Written exercise
Pick out each line in these entries that contains the string "encore".

Data supplied
________________________________________

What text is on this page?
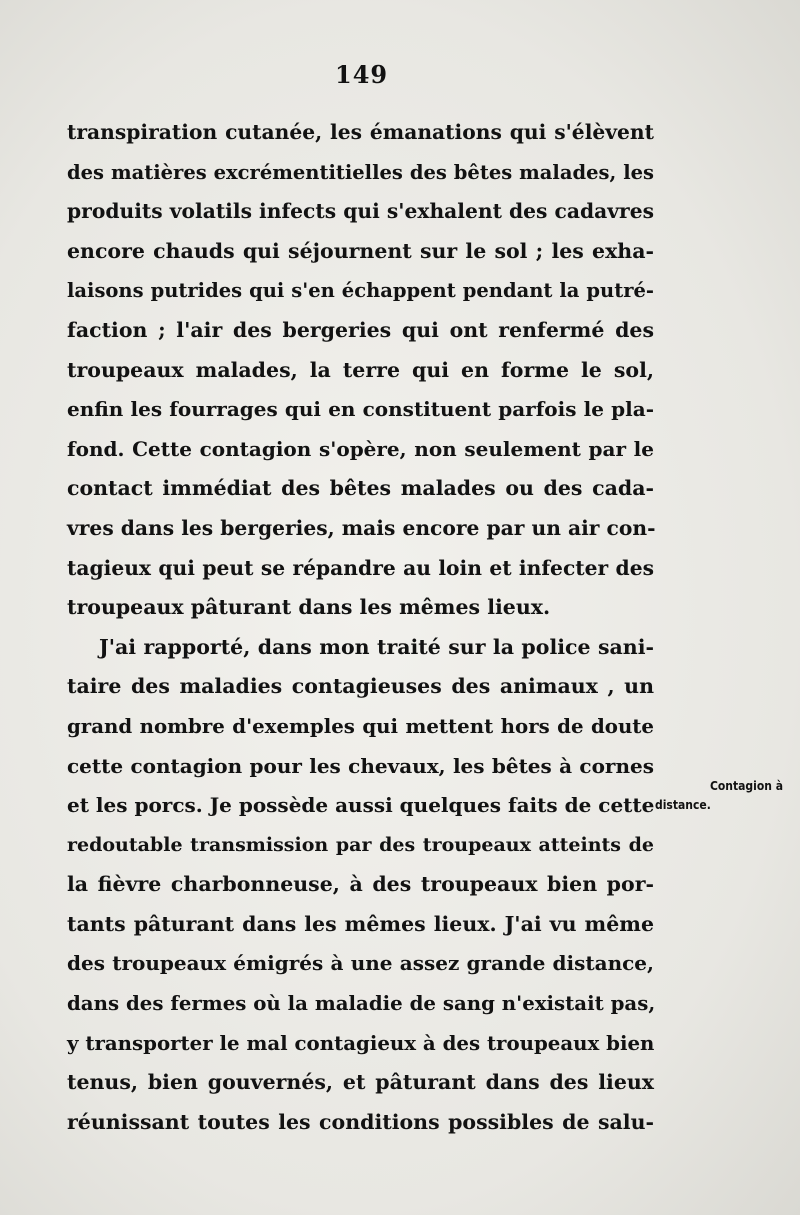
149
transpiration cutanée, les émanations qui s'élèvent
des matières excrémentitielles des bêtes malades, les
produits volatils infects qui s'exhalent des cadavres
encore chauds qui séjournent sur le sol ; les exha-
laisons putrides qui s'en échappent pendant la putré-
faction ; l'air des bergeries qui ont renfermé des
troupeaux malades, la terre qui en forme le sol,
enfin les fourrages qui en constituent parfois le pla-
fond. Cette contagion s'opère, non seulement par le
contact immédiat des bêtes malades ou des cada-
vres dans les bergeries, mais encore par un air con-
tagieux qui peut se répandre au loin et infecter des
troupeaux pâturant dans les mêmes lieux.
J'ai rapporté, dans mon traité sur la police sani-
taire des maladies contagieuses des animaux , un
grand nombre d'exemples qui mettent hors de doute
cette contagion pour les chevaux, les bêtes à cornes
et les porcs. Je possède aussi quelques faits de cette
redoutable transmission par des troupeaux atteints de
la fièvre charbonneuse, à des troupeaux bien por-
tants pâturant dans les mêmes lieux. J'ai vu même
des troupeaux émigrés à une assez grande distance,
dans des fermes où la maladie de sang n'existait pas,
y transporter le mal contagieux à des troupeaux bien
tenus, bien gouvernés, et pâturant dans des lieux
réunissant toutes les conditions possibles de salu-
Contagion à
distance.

________________________________________

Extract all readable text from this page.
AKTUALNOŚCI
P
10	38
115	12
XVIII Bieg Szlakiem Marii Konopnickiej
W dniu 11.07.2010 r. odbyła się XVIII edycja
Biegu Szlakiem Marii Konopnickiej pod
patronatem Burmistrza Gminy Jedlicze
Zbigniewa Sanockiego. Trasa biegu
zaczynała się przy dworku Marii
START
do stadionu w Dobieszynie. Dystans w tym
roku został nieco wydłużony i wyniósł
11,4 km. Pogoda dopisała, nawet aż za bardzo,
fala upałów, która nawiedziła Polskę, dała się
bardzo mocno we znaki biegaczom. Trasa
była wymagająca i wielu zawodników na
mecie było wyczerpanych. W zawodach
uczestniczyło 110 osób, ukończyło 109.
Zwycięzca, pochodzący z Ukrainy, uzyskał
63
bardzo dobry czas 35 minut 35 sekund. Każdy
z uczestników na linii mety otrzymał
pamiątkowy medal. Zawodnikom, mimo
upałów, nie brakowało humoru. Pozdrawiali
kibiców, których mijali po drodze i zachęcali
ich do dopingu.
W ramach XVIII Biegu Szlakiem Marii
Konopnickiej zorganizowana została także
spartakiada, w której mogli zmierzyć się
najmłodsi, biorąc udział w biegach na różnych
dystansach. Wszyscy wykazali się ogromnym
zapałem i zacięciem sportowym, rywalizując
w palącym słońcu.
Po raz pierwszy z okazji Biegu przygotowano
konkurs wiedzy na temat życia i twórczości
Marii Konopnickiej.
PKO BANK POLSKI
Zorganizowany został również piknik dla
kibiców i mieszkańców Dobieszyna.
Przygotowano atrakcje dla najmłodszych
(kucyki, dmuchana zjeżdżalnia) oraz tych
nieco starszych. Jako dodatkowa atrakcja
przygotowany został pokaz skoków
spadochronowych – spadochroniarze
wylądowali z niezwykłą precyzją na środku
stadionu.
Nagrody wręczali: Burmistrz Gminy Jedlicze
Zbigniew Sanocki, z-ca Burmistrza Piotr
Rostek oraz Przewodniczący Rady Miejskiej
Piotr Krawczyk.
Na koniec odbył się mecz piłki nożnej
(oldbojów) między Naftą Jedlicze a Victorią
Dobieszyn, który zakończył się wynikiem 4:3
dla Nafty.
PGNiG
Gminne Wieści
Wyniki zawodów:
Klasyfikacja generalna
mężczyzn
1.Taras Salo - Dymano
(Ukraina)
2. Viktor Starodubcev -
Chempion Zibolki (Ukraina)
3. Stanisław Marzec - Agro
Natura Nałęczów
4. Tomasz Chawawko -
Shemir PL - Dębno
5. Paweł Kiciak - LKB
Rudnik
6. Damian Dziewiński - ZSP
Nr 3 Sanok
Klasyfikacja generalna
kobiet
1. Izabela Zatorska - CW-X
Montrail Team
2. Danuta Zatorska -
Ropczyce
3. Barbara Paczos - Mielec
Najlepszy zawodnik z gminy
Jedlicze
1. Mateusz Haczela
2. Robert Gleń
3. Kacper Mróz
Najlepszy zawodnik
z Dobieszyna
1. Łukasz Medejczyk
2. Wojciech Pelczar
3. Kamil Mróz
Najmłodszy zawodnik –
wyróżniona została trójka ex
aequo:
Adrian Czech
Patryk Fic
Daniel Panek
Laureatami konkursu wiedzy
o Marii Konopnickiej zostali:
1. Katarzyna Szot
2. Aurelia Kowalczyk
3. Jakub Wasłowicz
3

________________________________________

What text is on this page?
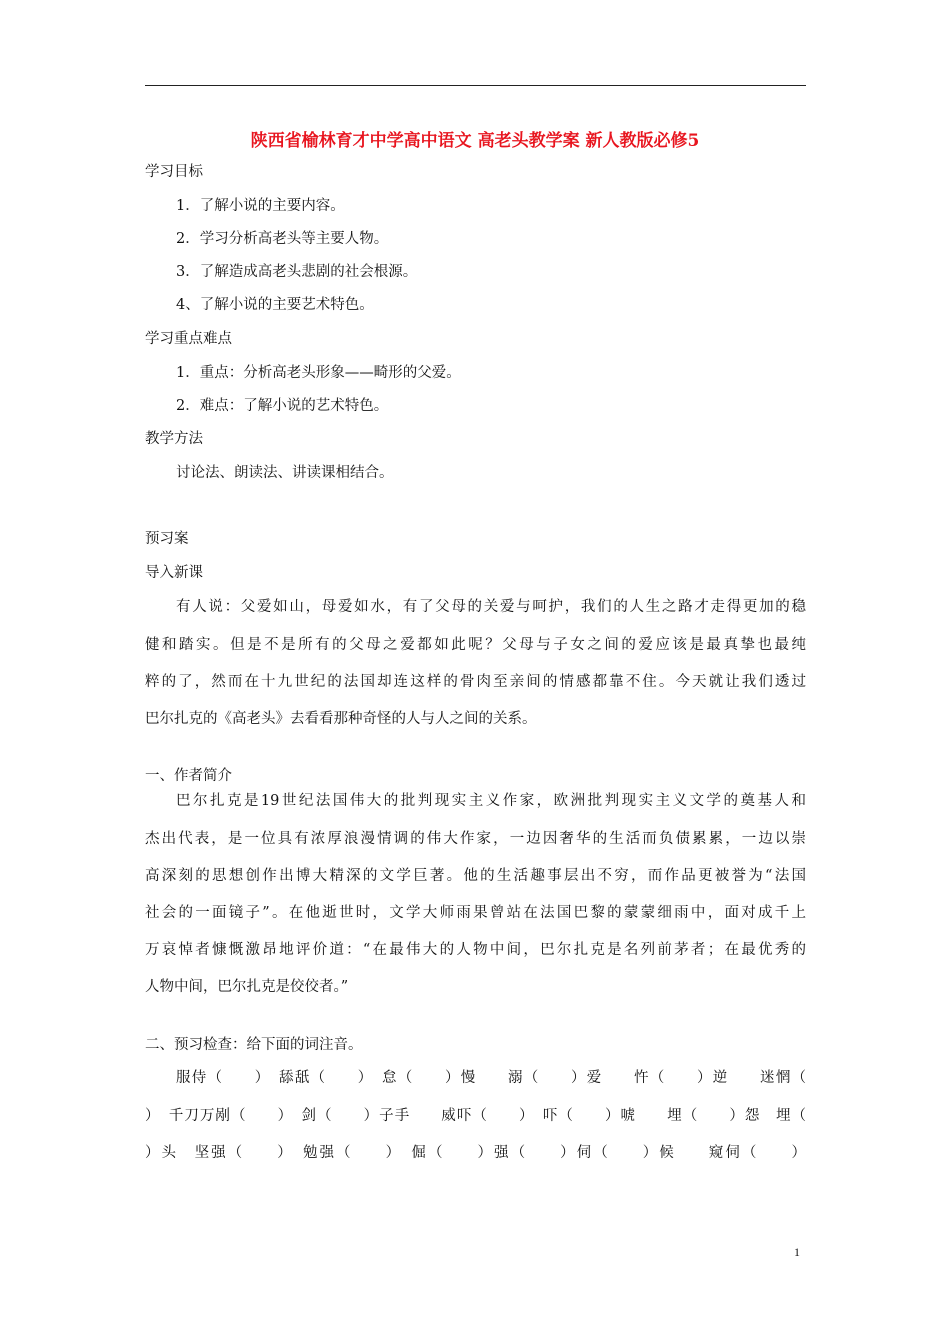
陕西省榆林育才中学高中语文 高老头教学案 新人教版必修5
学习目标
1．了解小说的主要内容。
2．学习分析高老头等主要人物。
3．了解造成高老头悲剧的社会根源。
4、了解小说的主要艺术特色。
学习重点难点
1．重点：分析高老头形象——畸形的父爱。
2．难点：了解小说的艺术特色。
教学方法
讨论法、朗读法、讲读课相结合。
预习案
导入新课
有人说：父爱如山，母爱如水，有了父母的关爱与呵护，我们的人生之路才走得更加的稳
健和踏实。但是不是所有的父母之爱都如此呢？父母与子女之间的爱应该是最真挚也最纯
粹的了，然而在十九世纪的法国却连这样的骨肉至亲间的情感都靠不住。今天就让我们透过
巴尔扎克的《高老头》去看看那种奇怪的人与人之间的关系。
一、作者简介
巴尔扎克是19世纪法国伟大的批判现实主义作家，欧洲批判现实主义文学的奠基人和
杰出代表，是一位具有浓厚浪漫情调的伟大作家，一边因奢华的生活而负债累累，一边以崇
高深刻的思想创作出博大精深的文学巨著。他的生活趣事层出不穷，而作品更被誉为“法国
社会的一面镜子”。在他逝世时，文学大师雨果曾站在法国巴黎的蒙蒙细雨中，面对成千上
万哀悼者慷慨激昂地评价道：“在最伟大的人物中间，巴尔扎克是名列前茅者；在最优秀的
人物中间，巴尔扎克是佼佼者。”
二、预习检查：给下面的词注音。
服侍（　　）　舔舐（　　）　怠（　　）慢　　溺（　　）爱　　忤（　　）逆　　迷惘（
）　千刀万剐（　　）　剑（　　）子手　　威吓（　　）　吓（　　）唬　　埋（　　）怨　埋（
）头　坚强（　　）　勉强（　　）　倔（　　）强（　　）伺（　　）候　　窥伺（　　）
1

________________________________________

Correct output
encore chauds qui séjournent sur le sol ; les exha-
vres dans les bergeries, mais encore par un air con-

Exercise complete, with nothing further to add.